Work required – Any picture among the records should be left out, please; retype the rest exactly.

Exercise data –

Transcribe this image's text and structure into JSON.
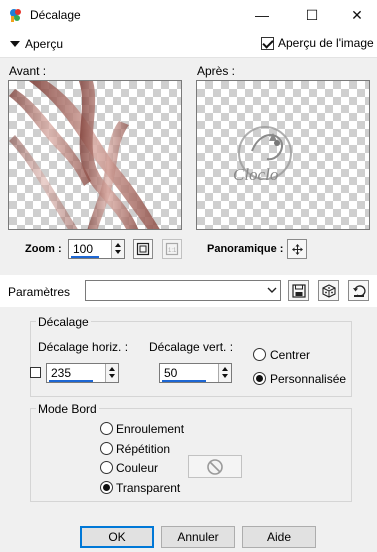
{
  "window": {
    "title": "Décalage",
    "minimize_glyph": "—",
    "maximize_glyph": "☐",
    "close_glyph": "✕"
  },
  "preview_toggle": {
    "label": "Aperçu",
    "image_preview_label": "Aperçu de l'image",
    "image_preview_checked": true
  },
  "before": {
    "label": "Avant :"
  },
  "after": {
    "label": "Après :",
    "watermark_text": "Cloclo"
  },
  "zoom": {
    "label": "Zoom :",
    "value": "100"
  },
  "panoramique": {
    "label": "Panoramique :"
  },
  "params": {
    "label": "Paramètres",
    "preset_value": ""
  },
  "decalage": {
    "title": "Décalage",
    "horiz_label": "Décalage horiz. :",
    "horiz_value": "235",
    "vert_label": "Décalage vert. :",
    "vert_value": "50",
    "centrer_label": "Centrer",
    "perso_label": "Personnalisée",
    "selected": "perso"
  },
  "mode_bord": {
    "title": "Mode Bord",
    "options": [
      "Enroulement",
      "Répétition",
      "Couleur",
      "Transparent"
    ],
    "selected": "Transparent"
  },
  "buttons": {
    "ok": "OK",
    "cancel": "Annuler",
    "help": "Aide"
  },
  "colors": {
    "accent": "#0078d7",
    "ribbon": "#a0645a"
  }
}
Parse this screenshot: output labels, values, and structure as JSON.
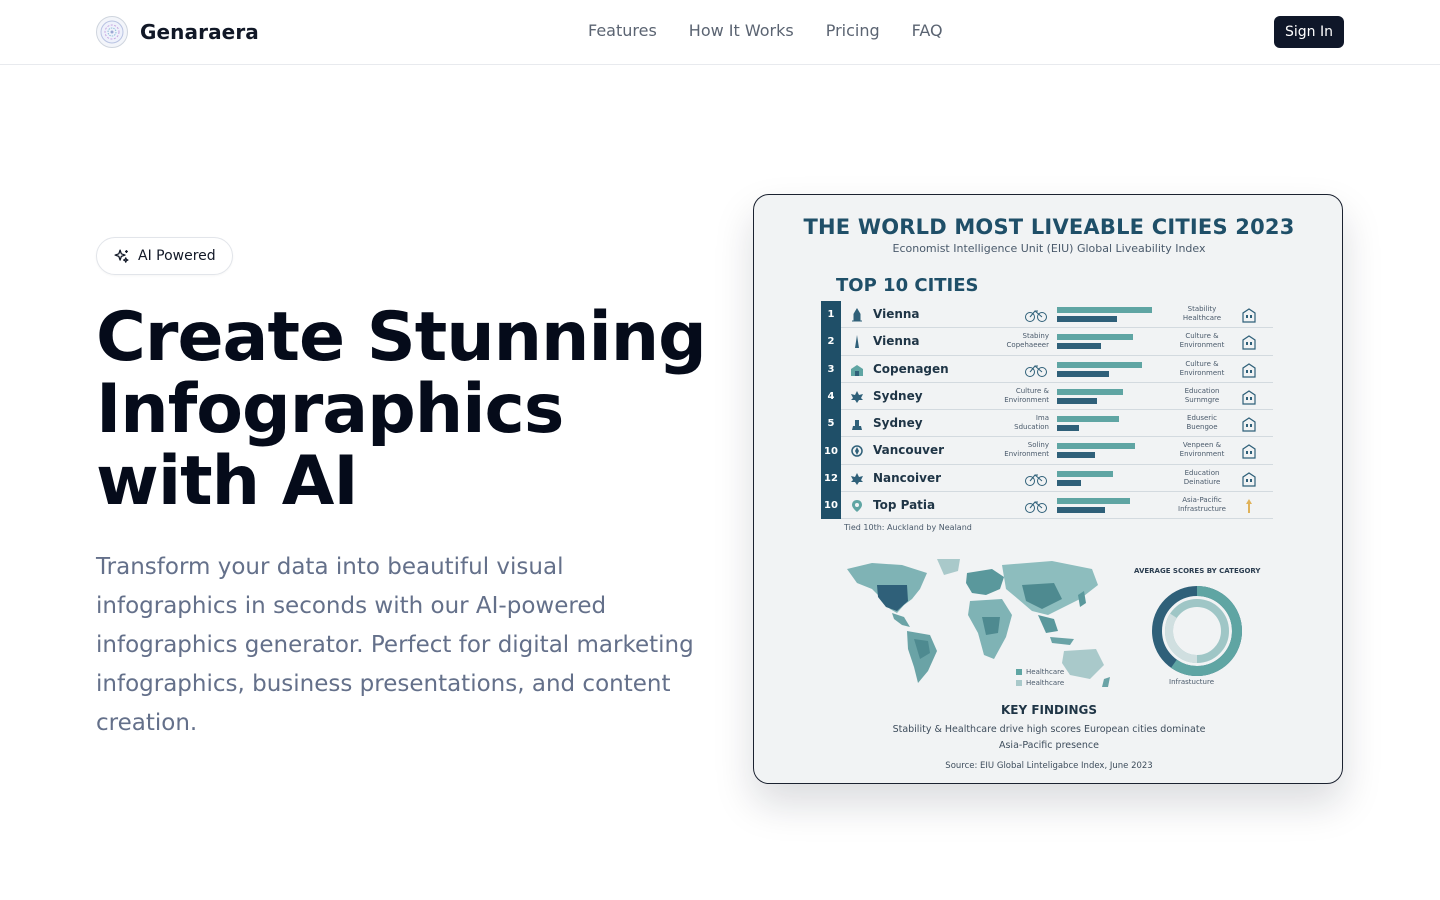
{
  "header": {
    "brand_name": "Genaraera",
    "nav": [
      "Features",
      "How It Works",
      "Pricing",
      "FAQ"
    ],
    "signin_label": "Sign In"
  },
  "hero": {
    "badge": "AI Powered",
    "title_lines": [
      "Create Stunning",
      "Infographics",
      "with AI"
    ],
    "description": "Transform your data into beautiful visual infographics in seconds with our AI-powered infographics generator. Perfect for digital marketing infographics, business presentations, and content creation."
  },
  "infographic": {
    "title": "THE WORLD MOST LIVEABLE CITIES 2023",
    "subtitle": "Economist Intelligence Unit (EIU) Global Liveability Index",
    "section_title": "TOP 10 CITIES",
    "rows": [
      {
        "rank": "1",
        "city": "Vienna",
        "label1": "",
        "label2": "Stability\nHealthcare",
        "bar1": 0.95,
        "bar2": 0.6
      },
      {
        "rank": "2",
        "city": "Vienna",
        "label1": "Stabiny\nCopehaeeer",
        "label2": "Culture &\nEnvironment",
        "bar1": 0.76,
        "bar2": 0.44
      },
      {
        "rank": "3",
        "city": "Copenagen",
        "label1": "",
        "label2": "Culture &\nEnvironment",
        "bar1": 0.85,
        "bar2": 0.52
      },
      {
        "rank": "4",
        "city": "Sydney",
        "label1": "Culture &\nEnvironment",
        "label2": "Education\nSurnmgre",
        "bar1": 0.66,
        "bar2": 0.4
      },
      {
        "rank": "5",
        "city": "Sydney",
        "label1": "Ima\nSducation",
        "label2": "Eduseric\nBuengoe",
        "bar1": 0.62,
        "bar2": 0.22
      },
      {
        "rank": "10",
        "city": "Vancouver",
        "label1": "Soliny\nEnvironment",
        "label2": "Venpeen &\nEnvironment",
        "bar1": 0.78,
        "bar2": 0.38
      },
      {
        "rank": "12",
        "city": "Nancoiver",
        "label1": "",
        "label2": "Education\nDeinatiure",
        "bar1": 0.56,
        "bar2": 0.24
      },
      {
        "rank": "10",
        "city": "Top Patia",
        "label1": "",
        "label2": "Asia-Pacific\nInfrastructure",
        "bar1": 0.73,
        "bar2": 0.48
      }
    ],
    "tied_note": "Tied 10th: Auckland by Nealand",
    "avg_title": "AVERAGE SCORES BY CATEGORY",
    "donut_label": "Infrastucture",
    "legend": [
      "Healthcare",
      "Healthcare"
    ],
    "key_findings_title": "KEY FINDINGS",
    "key_findings_line1": "Stability & Healthcare drive high scores  European cities dominate",
    "key_findings_line2": "Asia-Pacific presence",
    "source": "Source: EIU Global Linteligabce Index, June 2023",
    "colors": {
      "primary": "#1f4f68",
      "teal": "#5fa5a3",
      "dark_bar": "#2f6079"
    }
  }
}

Completed task –
Transcribe this image's text and structure into JSON.
{
  "window": {
    "title": "Décalage",
    "minimize_glyph": "—",
    "maximize_glyph": "☐",
    "close_glyph": "✕"
  },
  "preview_toggle": {
    "label": "Aperçu",
    "image_preview_label": "Aperçu de l'image",
    "image_preview_checked": true
  },
  "before": {
    "label": "Avant :"
  },
  "after": {
    "label": "Après :",
    "watermark_text": "Cloclo"
  },
  "zoom": {
    "label": "Zoom :",
    "value": "100"
  },
  "panoramique": {
    "label": "Panoramique :"
  },
  "params": {
    "label": "Paramètres",
    "preset_value": ""
  },
  "decalage": {
    "title": "Décalage",
    "horiz_label": "Décalage horiz. :",
    "horiz_value": "235",
    "vert_label": "Décalage vert. :",
    "vert_value": "50",
    "centrer_label": "Centrer",
    "perso_label": "Personnalisée",
    "selected": "perso"
  },
  "mode_bord": {
    "title": "Mode Bord",
    "options": [
      "Enroulement",
      "Répétition",
      "Couleur",
      "Transparent"
    ],
    "selected": "Transparent"
  },
  "buttons": {
    "ok": "OK",
    "cancel": "Annuler",
    "help": "Aide"
  },
  "colors": {
    "accent": "#0078d7",
    "ribbon": "#a0645a"
  }
}
Parse this screenshot: output labels, values, and structure as JSON.
{
  "header": {
    "brand_name": "Genaraera",
    "nav": [
      "Features",
      "How It Works",
      "Pricing",
      "FAQ"
    ],
    "signin_label": "Sign In"
  },
  "hero": {
    "badge": "AI Powered",
    "title_lines": [
      "Create Stunning",
      "Infographics",
      "with AI"
    ],
    "description": "Transform your data into beautiful visual infographics in seconds with our AI-powered infographics generator. Perfect for digital marketing infographics, business presentations, and content creation."
  },
  "infographic": {
    "title": "THE WORLD MOST LIVEABLE CITIES 2023",
    "subtitle": "Economist Intelligence Unit (EIU) Global Liveability Index",
    "section_title": "TOP 10 CITIES",
    "rows": [
      {
        "rank": "1",
        "city": "Vienna",
        "label1": "",
        "label2": "Stability\nHealthcare",
        "bar1": 0.95,
        "bar2": 0.6
      },
      {
        "rank": "2",
        "city": "Vienna",
        "label1": "Stabiny\nCopehaeeer",
        "label2": "Culture &\nEnvironment",
        "bar1": 0.76,
        "bar2": 0.44
      },
      {
        "rank": "3",
        "city": "Copenagen",
        "label1": "",
        "label2": "Culture &\nEnvironment",
        "bar1": 0.85,
        "bar2": 0.52
      },
      {
        "rank": "4",
        "city": "Sydney",
        "label1": "Culture &\nEnvironment",
        "label2": "Education\nSurnmgre",
        "bar1": 0.66,
        "bar2": 0.4
      },
      {
        "rank": "5",
        "city": "Sydney",
        "label1": "Ima\nSducation",
        "label2": "Eduseric\nBuengoe",
        "bar1": 0.62,
        "bar2": 0.22
      },
      {
        "rank": "10",
        "city": "Vancouver",
        "label1": "Soliny\nEnvironment",
        "label2": "Venpeen &\nEnvironment",
        "bar1": 0.78,
        "bar2": 0.38
      },
      {
        "rank": "12",
        "city": "Nancoiver",
        "label1": "",
        "label2": "Education\nDeinatiure",
        "bar1": 0.56,
        "bar2": 0.24
      },
      {
        "rank": "10",
        "city": "Top Patia",
        "label1": "",
        "label2": "Asia-Pacific\nInfrastructure",
        "bar1": 0.73,
        "bar2": 0.48
      }
    ],
    "tied_note": "Tied 10th: Auckland by Nealand",
    "avg_title": "AVERAGE SCORES BY CATEGORY",
    "donut_label": "Infrastucture",
    "legend": [
      "Healthcare",
      "Healthcare"
    ],
    "key_findings_title": "KEY FINDINGS",
    "key_findings_line1": "Stability & Healthcare drive high scores  European cities dominate",
    "key_findings_line2": "Asia-Pacific presence",
    "source": "Source: EIU Global Linteligabce Index, June 2023",
    "colors": {
      "primary": "#1f4f68",
      "teal": "#5fa5a3",
      "dark_bar": "#2f6079"
    }
  }
}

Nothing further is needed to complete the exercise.